# Yazılı alıştırma A:
Tiyatro desteğiyle ilgili metinde geçen bütün para tutarlarını sıralayın.
# Yazılı alıştırma B:
Tiyatro desteğiyle ilgili metne göre repertuvarı kim belirler?
# Yazılı alıştırma C:
Tiyatro desteğiyle ilgili metinden, "Sadece İngiltere’de tiyatroya" sözcüklerini içeren yerle açılıp "bir hedef açıkçası." ile kapanan bölümü olduğu gibi çıkarın.

# Verilen metin:
>>>

Sadece İngiltere’de tiyatroya 120 milyon sterlin, Almanya’da 500 milyon euro destek veriliyor; bütün tiyatrolar da bizim ülkemizdekinin aksine özerk. Sadece İngiltere’de tiyatrodan ekonomiye gelen katkı 2,6 milyar sterlin kadar. Demin, talihsiz olduğunu düşündüğüm bir cümle kullandınız, özellikle yerli oyun oynanmasını teşvik etmek ve artırmak konusunda. Cümleniz hemen hemen 'Yüzde 70 oranında yerli oyun oynanmasını hedefliyoruz' şeklindeydi yanlış hatırlamıyorsam. Fakat Bakanlık, devlet tiyatrosu gibi özerk bir kurumun işleyişi konusunda hedef belirleyemez, bu çok tehlikeli de bir durumdur. Repertuvarı devlet tiyatrosu belirler, oyunlar da niteliğe göre ayrılır, 'yerli oyun, yabancı oyun' diye ayrılmaz. Eğer yüzde 70 kotanızı dolduracak kadar yerli oyununuz yoksa nitelikli olarak, o hedefiniz boş bir hedef açıkçası.

<<<

Kutulu öğe girdileri
>>>

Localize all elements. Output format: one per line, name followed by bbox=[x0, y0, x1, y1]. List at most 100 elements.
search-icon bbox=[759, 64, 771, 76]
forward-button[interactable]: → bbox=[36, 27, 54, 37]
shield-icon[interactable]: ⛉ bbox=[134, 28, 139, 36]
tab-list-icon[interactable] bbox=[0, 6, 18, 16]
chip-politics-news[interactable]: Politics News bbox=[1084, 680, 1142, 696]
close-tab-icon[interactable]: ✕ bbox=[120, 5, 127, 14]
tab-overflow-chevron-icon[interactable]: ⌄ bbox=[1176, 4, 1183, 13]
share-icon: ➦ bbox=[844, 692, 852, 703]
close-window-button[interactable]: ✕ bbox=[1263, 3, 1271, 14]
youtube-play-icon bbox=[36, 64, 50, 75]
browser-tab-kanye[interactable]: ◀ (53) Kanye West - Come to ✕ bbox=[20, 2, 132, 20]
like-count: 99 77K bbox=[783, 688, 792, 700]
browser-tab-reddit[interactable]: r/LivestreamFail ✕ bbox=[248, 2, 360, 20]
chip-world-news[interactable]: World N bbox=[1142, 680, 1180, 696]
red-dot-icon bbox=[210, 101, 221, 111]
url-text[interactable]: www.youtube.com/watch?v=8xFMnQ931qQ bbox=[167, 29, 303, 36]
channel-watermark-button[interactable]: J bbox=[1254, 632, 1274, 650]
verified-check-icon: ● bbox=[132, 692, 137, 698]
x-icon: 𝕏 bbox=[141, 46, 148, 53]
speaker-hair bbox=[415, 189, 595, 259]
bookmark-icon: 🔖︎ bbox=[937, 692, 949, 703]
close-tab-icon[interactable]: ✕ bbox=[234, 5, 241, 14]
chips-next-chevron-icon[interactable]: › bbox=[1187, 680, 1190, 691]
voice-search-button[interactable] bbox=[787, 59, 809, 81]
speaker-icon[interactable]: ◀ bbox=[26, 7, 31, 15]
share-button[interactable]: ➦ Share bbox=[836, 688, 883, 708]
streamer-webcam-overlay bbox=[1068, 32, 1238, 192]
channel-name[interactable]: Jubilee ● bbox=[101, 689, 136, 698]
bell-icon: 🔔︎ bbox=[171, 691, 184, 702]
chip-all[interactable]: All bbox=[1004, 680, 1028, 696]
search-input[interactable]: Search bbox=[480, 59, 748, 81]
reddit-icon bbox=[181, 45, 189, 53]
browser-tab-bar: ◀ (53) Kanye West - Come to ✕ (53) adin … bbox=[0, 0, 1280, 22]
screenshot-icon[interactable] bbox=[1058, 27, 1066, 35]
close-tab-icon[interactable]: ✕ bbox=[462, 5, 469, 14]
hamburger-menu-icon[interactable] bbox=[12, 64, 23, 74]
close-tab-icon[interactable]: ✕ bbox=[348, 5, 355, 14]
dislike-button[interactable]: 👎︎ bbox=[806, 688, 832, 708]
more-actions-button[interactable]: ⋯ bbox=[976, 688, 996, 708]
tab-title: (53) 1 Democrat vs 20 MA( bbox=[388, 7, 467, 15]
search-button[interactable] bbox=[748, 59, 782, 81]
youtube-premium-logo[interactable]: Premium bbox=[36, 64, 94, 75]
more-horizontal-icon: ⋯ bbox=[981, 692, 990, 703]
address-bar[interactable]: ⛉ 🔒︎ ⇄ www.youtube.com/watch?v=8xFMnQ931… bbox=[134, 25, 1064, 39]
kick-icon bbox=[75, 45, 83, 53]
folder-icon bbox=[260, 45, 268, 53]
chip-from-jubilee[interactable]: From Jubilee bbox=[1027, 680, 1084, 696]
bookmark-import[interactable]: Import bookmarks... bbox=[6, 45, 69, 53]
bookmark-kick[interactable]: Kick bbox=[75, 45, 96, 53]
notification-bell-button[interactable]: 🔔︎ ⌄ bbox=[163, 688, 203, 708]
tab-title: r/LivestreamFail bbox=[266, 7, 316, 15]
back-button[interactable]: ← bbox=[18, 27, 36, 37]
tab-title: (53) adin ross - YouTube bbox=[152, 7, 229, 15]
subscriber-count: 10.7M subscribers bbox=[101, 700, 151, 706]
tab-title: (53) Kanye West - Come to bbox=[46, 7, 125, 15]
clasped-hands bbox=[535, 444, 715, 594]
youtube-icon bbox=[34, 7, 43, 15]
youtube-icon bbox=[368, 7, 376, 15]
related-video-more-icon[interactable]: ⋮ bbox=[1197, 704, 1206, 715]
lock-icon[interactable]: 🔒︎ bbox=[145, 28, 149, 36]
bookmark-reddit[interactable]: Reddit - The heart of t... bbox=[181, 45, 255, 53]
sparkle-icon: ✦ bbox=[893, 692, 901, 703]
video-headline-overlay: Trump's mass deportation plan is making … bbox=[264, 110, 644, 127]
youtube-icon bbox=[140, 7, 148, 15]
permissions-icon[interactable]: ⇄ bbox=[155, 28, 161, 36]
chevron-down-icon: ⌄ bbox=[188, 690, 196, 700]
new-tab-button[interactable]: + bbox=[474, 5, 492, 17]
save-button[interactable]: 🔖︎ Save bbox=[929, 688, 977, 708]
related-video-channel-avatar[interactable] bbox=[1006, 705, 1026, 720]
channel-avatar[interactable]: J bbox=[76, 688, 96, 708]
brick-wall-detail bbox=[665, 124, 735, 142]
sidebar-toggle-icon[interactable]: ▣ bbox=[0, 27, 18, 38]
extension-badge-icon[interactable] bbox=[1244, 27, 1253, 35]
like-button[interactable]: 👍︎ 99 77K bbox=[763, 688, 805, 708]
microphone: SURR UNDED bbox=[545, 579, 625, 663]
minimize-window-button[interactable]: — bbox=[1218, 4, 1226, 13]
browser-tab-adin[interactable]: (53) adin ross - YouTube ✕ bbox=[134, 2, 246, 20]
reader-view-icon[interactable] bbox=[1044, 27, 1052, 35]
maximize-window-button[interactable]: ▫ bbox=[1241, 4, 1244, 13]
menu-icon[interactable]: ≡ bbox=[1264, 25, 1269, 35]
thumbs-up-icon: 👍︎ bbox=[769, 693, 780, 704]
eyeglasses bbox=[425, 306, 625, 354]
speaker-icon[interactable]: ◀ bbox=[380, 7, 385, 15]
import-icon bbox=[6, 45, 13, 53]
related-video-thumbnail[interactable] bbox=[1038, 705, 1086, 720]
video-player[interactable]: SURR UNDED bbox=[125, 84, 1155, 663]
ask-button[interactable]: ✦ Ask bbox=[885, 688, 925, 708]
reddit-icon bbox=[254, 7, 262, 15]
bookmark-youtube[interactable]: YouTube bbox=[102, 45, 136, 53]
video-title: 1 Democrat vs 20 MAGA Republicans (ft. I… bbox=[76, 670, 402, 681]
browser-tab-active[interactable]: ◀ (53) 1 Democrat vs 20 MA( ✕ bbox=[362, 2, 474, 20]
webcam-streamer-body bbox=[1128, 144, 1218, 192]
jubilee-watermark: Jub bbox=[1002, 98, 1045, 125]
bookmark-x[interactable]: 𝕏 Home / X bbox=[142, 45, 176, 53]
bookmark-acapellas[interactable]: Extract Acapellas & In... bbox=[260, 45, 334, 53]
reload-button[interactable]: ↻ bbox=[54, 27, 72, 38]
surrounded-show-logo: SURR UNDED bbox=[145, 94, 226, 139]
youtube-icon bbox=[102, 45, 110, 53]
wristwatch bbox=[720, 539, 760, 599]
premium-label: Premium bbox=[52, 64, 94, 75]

<<<

# Yazılı cevap A:
120 milyon sterlin
500 milyon euro
2,6 milyar sterlin

# Yazılı cevap B:
Repertuvarı devlet tiyatrosu belirler.

# Yazılı cevap C:
Sadece İngiltere’de tiyatroya 120 milyon sterlin, Almanya’da 500 milyon euro destek veriliyor; bütün tiyatrolar da bizim ülkemizdekinin aksine özerk. Sadece İngiltere’de tiyatrodan ekonomiye gelen katkı 2,6 milyar sterlin kadar. Demin, talihsiz olduğunu düşündüğüm bir cümle kullandınız, özellikle yerli oyun oynanmasını teşvik etmek ve artırmak konusunda. Cümleniz hemen hemen 'Yüzde 70 oranında yerli oyun oynanmasını hedefliyoruz' şeklindeydi yanlış hatırlamıyorsam. Fakat Bakanlık, devlet tiyatrosu gibi özerk bir kurumun işleyişi konusunda hedef belirleyemez, bu çok tehlikeli de bir durumdur. Repertuvarı devlet tiyatrosu belirler, oyunlar da niteliğe göre ayrılır, 'yerli oyun, yabancı oyun' diye ayrılmaz. Eğer yüzde 70 kotanızı dolduracak kadar yerli oyununuz yoksa nitelikli olarak, o hedefiniz boş bir hedef açıkçası.